### EXTRACT
These now feature 35 per cent lighter springs and increase roll stiffness by 10 per cent. It costs £42,115 but, on this evidence, it’s pretty compelling. Interestingly, and for the first time, you can combine the hardcore Fiorano option package with the standard magnetic dampers including noselift. I suspect this will be the de facto choice.
Anyway, right here and now the Testarossa feels devastatingly fast, extremely well balanced, and has phenomenal braking performance. Most of the slightly inconsistent behaviour of the SF90’s front axle is gone and when driven quickly and smoothly the 849 displays a supremely controlled and transparent poise. The steering is fast, as you’d expect of a Ferrari, but as the engine is mounted incredibly low in the chassis, the front and rear ends of the car are perfectly in tune. It’s wickedly precise and with all that power on tap it’s easy to exit each turn with just a hint of oversteer.
Race mode is perhaps a shade too restrictive for track driving, but in CT Off, the Testarossa feels malleable but reassuring. You can play with the balance, tweak the tail, yet still feel subtle interventions to stop the angles from slipping out of control. Go full ESC Off and there are no nasty traits being hidden. Just more excitement. The Testarossa wants to execute neat, fast, precise oversteer, it’s not a tyres-on-fire drift car. Fair enough. It’s still a phenomenal experience on a racetrack. I like this thing. A lot.
The cars assigned to road driving look slightly tamer without the Assetto Fiorano package, but I’m fascinated to see if the tactile, fluid character is preserved at more realistic speeds. And the early signs are good. The Testarossa doesn’t quite glide on MagneRide dampers but it does feel very calm and the aluminium structure is perhaps a shade quieter than rivals with carbon tubs.
It feels like you sit higher in the Testarossa than something like a McLaren 750S or Lamborghini Revuelto, though. Not quite so ensconced in the chassis, and so the low speed theatre is slightly diminished. I do love the simple minimalism of the interior. The ‘gated’ gear selector mimicking the manuals of old is slightly cheesy, but it floats at the perfect height next to you and there’s a kind of restrained yet inventive feel to the whole cockpit. Although luggage space is still pretty terrible.

### SUPPLIED MATERIAL
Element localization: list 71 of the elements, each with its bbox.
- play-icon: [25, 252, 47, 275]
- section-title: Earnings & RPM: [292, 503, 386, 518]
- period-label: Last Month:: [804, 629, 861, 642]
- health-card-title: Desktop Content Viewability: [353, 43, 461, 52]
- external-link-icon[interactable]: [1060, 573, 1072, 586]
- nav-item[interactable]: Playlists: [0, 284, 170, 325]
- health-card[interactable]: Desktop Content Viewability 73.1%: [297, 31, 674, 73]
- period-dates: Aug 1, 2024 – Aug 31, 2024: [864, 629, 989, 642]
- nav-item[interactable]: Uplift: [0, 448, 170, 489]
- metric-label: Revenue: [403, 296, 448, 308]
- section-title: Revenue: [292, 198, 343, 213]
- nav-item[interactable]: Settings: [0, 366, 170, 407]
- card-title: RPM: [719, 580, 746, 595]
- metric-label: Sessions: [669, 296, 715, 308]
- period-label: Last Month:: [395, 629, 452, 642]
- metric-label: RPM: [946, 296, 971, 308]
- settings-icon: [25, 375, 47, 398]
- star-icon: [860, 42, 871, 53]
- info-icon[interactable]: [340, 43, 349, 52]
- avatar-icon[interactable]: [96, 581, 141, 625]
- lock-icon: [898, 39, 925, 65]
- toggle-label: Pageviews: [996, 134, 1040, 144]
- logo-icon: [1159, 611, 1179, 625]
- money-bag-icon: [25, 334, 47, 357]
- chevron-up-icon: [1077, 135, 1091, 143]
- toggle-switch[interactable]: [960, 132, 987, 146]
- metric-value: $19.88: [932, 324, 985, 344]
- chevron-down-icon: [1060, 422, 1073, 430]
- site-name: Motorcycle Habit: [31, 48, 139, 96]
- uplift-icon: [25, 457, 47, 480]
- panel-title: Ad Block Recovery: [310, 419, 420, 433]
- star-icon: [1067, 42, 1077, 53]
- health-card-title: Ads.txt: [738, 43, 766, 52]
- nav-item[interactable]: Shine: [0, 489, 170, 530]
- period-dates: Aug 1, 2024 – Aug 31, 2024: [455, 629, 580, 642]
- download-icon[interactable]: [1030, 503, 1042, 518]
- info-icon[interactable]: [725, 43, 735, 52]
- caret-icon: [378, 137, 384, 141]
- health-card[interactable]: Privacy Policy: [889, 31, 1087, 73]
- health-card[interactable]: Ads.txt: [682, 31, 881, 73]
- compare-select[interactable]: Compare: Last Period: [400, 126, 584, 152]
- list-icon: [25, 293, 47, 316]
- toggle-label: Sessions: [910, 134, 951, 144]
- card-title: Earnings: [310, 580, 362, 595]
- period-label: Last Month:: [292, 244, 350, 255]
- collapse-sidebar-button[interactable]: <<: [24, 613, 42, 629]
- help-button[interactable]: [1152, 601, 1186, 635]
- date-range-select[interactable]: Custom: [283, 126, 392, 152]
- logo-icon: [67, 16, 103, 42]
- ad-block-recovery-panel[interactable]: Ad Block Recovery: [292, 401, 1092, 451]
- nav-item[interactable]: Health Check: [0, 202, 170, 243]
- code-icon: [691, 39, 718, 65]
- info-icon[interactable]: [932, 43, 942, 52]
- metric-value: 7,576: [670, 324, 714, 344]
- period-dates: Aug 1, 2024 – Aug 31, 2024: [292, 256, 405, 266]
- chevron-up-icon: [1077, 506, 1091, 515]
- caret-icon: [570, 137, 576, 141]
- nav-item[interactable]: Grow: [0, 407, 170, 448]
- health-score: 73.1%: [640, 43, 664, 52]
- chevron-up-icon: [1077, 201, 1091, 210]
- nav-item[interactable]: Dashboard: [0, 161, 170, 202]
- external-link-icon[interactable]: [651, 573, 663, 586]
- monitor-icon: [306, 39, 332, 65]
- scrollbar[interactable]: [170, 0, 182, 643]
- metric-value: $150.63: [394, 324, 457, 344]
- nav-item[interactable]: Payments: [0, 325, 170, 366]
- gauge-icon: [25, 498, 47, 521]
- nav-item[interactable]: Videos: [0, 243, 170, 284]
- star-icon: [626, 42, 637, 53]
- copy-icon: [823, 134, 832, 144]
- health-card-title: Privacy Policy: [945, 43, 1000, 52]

### WHAT TO DO
• a. Could you reproduce the Testarossa review verbatim, everything from "These now feature" down to "de facto choice."?
• b. Which driving modes does the Testarossa review mention by name?
The rows have no connection to the Testarossa review.

### RESPONSES FOR EACH TASK
• a.
These now feature 35 per cent lighter springs and increase roll stiffness by 10 per cent. It costs £42,115 but, on this evidence, it’s pretty compelling. Interestingly, and for the first time, you can combine the hardcore Fiorano option package with the standard magnetic dampers including noselift. I suspect this will be the de facto choice.

• b. Race, CT Off, ESC Off